INSTRUCTIONS TO FOLLOW
In the listing that follows, count each line where the word "Umeng" appears; write nothing but the count.

## Begin DATA IN THIS EXERCISE

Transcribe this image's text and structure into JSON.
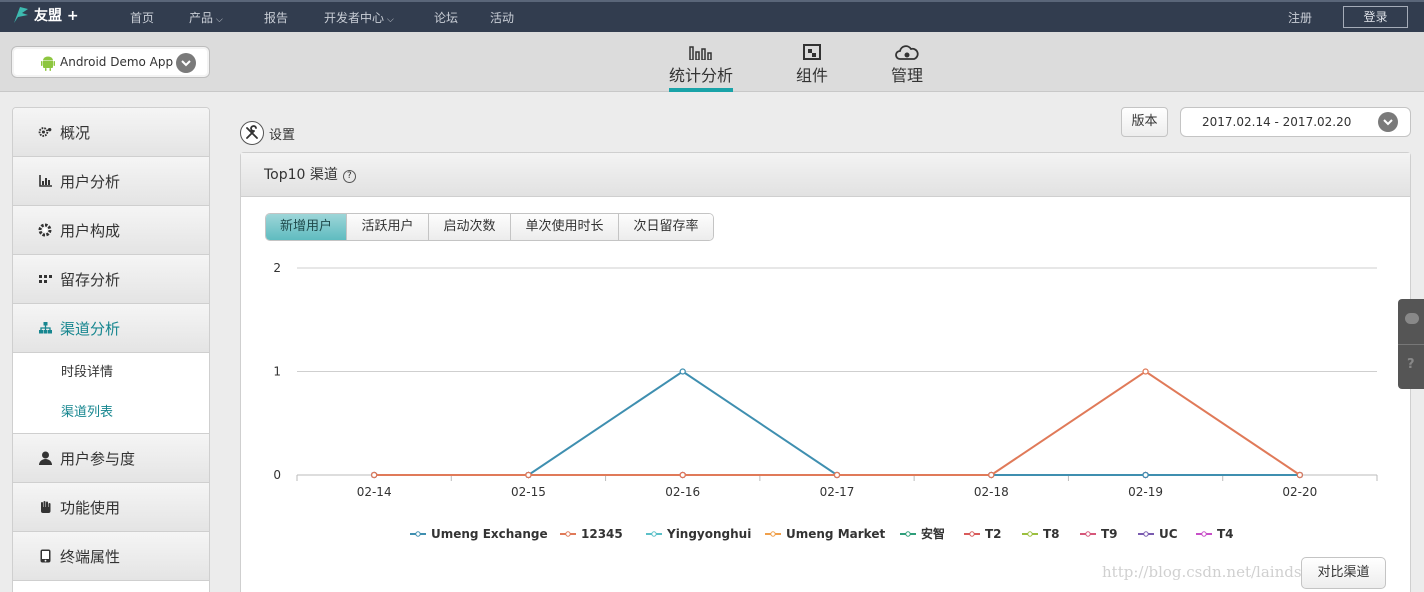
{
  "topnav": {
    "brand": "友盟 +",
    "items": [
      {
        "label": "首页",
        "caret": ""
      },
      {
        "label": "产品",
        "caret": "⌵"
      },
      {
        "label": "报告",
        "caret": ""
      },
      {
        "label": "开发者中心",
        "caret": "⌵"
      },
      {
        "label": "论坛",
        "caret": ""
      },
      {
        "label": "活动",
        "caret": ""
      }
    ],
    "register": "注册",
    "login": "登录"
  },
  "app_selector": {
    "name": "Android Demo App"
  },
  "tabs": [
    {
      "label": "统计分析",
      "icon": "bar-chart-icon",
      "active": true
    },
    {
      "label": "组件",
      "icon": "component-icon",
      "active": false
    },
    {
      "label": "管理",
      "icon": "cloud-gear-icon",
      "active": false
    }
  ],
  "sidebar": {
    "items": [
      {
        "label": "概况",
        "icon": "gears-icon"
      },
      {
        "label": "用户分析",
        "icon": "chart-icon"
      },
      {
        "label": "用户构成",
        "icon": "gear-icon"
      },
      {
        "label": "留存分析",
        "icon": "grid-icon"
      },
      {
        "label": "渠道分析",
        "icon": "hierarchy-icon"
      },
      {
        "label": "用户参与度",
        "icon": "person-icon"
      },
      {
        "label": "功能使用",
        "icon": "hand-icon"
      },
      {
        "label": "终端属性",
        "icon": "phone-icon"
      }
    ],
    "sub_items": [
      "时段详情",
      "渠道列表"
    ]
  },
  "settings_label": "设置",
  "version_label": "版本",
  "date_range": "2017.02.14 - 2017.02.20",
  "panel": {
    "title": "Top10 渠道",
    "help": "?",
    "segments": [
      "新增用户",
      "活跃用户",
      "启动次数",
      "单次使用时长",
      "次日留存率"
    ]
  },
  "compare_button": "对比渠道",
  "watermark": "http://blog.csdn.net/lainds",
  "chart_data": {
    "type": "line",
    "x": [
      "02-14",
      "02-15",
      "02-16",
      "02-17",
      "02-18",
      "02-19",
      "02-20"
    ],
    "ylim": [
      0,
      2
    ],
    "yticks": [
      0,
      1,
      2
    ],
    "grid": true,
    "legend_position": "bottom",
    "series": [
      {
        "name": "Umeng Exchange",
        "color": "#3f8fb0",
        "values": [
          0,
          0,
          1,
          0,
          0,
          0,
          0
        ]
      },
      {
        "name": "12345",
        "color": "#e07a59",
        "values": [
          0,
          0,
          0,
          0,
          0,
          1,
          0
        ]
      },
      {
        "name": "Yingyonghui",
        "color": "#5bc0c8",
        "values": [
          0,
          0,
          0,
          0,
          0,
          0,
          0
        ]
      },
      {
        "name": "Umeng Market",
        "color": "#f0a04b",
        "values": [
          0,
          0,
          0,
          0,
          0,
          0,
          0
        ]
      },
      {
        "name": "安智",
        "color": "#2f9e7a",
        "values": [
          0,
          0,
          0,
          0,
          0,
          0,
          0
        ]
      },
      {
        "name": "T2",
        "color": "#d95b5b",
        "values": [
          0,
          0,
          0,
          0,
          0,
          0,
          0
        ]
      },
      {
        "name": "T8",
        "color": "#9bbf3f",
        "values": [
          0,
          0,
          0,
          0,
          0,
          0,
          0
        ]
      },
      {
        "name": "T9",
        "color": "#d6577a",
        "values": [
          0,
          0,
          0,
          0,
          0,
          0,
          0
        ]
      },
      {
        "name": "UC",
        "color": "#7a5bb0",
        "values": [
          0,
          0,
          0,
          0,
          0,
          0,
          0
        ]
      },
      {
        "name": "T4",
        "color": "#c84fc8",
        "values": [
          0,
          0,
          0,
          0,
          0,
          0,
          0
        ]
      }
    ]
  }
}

## End DATA IN THIS EXERCISE

ANSWER TO THE TASK
2